- _Stated problem_: Pull out from the material below all lines with "title".

= = =

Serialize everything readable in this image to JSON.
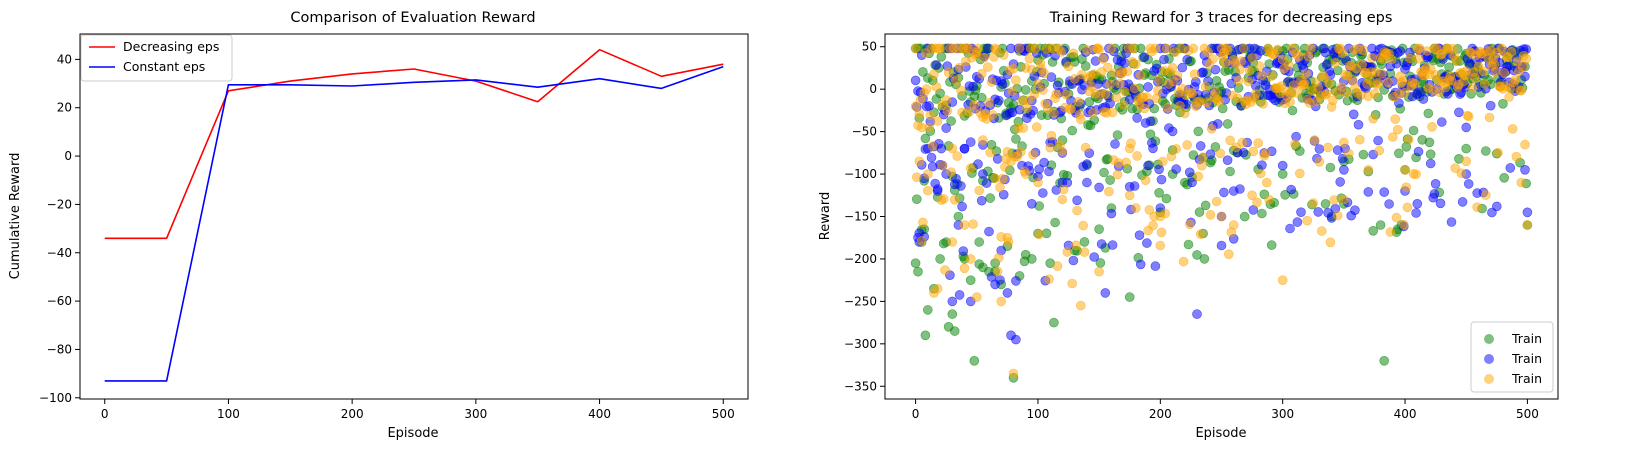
{
  "chart_data": [
    {
      "type": "line",
      "title": "Comparison of Evaluation Reward",
      "xlabel": "Episode",
      "ylabel": "Cumulative Reward",
      "xlim": [
        -20,
        520
      ],
      "ylim": [
        -100.5,
        50.5
      ],
      "xticks": [
        0,
        100,
        200,
        300,
        400,
        500
      ],
      "yticks": [
        -100,
        -80,
        -60,
        -40,
        -20,
        0,
        20,
        40
      ],
      "grid": false,
      "legend_position": "top-left",
      "x": [
        0,
        50,
        100,
        150,
        200,
        250,
        300,
        350,
        400,
        450,
        500
      ],
      "series": [
        {
          "name": "Decreasing eps",
          "color": "#ff0000",
          "values": [
            -34,
            -34,
            27,
            31,
            34,
            36,
            31,
            22.5,
            44,
            33,
            38
          ]
        },
        {
          "name": "Constant eps",
          "color": "#0000ff",
          "values": [
            -93,
            -93,
            29.5,
            29.5,
            29,
            30.5,
            31.5,
            28.5,
            32,
            28,
            37
          ]
        }
      ]
    },
    {
      "type": "scatter",
      "title": "Training Reward for 3 traces for decreasing eps",
      "xlabel": "Episode",
      "ylabel": "Reward",
      "xlim": [
        -25,
        525
      ],
      "ylim": [
        -365,
        65
      ],
      "xticks": [
        0,
        100,
        200,
        300,
        400,
        500
      ],
      "yticks": [
        -350,
        -300,
        -250,
        -200,
        -150,
        -100,
        -50,
        0,
        50
      ],
      "grid": false,
      "legend_position": "bottom-right",
      "series": [
        {
          "name": "Train",
          "color": "#008000",
          "opacity": 0.5,
          "seed": 7
        },
        {
          "name": "Train",
          "color": "#0000ff",
          "opacity": 0.5,
          "seed": 13
        },
        {
          "name": "Train",
          "color": "#ffa500",
          "opacity": 0.5,
          "seed": 29
        }
      ],
      "x_range": [
        0,
        500
      ],
      "notes_points": {
        "green": [
          [
            0,
            -205
          ],
          [
            2,
            -215
          ],
          [
            5,
            -180
          ],
          [
            7,
            -165
          ],
          [
            8,
            -290
          ],
          [
            10,
            -260
          ],
          [
            15,
            -235
          ],
          [
            20,
            -200
          ],
          [
            25,
            -180
          ],
          [
            27,
            -280
          ],
          [
            30,
            -265
          ],
          [
            32,
            -285
          ],
          [
            35,
            -150
          ],
          [
            40,
            -200
          ],
          [
            45,
            -225
          ],
          [
            48,
            -320
          ],
          [
            52,
            -180
          ],
          [
            55,
            -210
          ],
          [
            60,
            -215
          ],
          [
            65,
            -205
          ],
          [
            70,
            -230
          ],
          [
            75,
            -185
          ],
          [
            80,
            -340
          ],
          [
            85,
            -220
          ],
          [
            90,
            -195
          ],
          [
            95,
            -200
          ],
          [
            100,
            -170
          ],
          [
            110,
            -205
          ],
          [
            113,
            -275
          ],
          [
            130,
            -190
          ],
          [
            150,
            -165
          ],
          [
            160,
            -140
          ],
          [
            175,
            -245
          ],
          [
            200,
            -145
          ],
          [
            210,
            -100
          ],
          [
            220,
            -110
          ],
          [
            235,
            -170
          ],
          [
            300,
            -100
          ],
          [
            340,
            -150
          ],
          [
            350,
            -135
          ],
          [
            380,
            -160
          ],
          [
            383,
            -320
          ],
          [
            400,
            -95
          ],
          [
            450,
            -70
          ],
          [
            500,
            -160
          ]
        ],
        "blue": [
          [
            2,
            -175
          ],
          [
            3,
            -180
          ],
          [
            5,
            40
          ],
          [
            7,
            -105
          ],
          [
            10,
            -70
          ],
          [
            18,
            -120
          ],
          [
            25,
            -100
          ],
          [
            30,
            -250
          ],
          [
            35,
            -160
          ],
          [
            40,
            -70
          ],
          [
            45,
            -250
          ],
          [
            55,
            -100
          ],
          [
            65,
            -230
          ],
          [
            70,
            -190
          ],
          [
            75,
            -240
          ],
          [
            78,
            -290
          ],
          [
            82,
            -295
          ],
          [
            95,
            -135
          ],
          [
            120,
            -110
          ],
          [
            140,
            -110
          ],
          [
            155,
            -240
          ],
          [
            175,
            -115
          ],
          [
            190,
            -90
          ],
          [
            200,
            -140
          ],
          [
            230,
            -265
          ],
          [
            250,
            -150
          ],
          [
            260,
            -120
          ],
          [
            300,
            -90
          ],
          [
            350,
            -95
          ],
          [
            400,
            -120
          ],
          [
            410,
            -135
          ],
          [
            450,
            -100
          ],
          [
            498,
            -95
          ],
          [
            500,
            -145
          ]
        ],
        "orange": [
          [
            0,
            -20
          ],
          [
            3,
            -85
          ],
          [
            5,
            -45
          ],
          [
            10,
            -100
          ],
          [
            15,
            -240
          ],
          [
            18,
            -235
          ],
          [
            22,
            -90
          ],
          [
            30,
            -180
          ],
          [
            40,
            -160
          ],
          [
            45,
            -200
          ],
          [
            50,
            -245
          ],
          [
            55,
            -60
          ],
          [
            65,
            -105
          ],
          [
            70,
            -250
          ],
          [
            75,
            -175
          ],
          [
            80,
            -335
          ],
          [
            90,
            -100
          ],
          [
            100,
            -110
          ],
          [
            120,
            -130
          ],
          [
            135,
            -255
          ],
          [
            150,
            -215
          ],
          [
            175,
            -125
          ],
          [
            180,
            -140
          ],
          [
            200,
            -150
          ],
          [
            250,
            -150
          ],
          [
            260,
            -160
          ],
          [
            275,
            -125
          ],
          [
            300,
            -225
          ],
          [
            320,
            -155
          ],
          [
            350,
            -130
          ],
          [
            370,
            -95
          ],
          [
            400,
            -95
          ],
          [
            450,
            -85
          ],
          [
            495,
            -110
          ],
          [
            500,
            -160
          ]
        ]
      }
    }
  ]
}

= = =

- _Final result_:
      "title": "Comparison of Evaluation Reward",
      "title": "Training Reward for 3 traces for decreasing eps",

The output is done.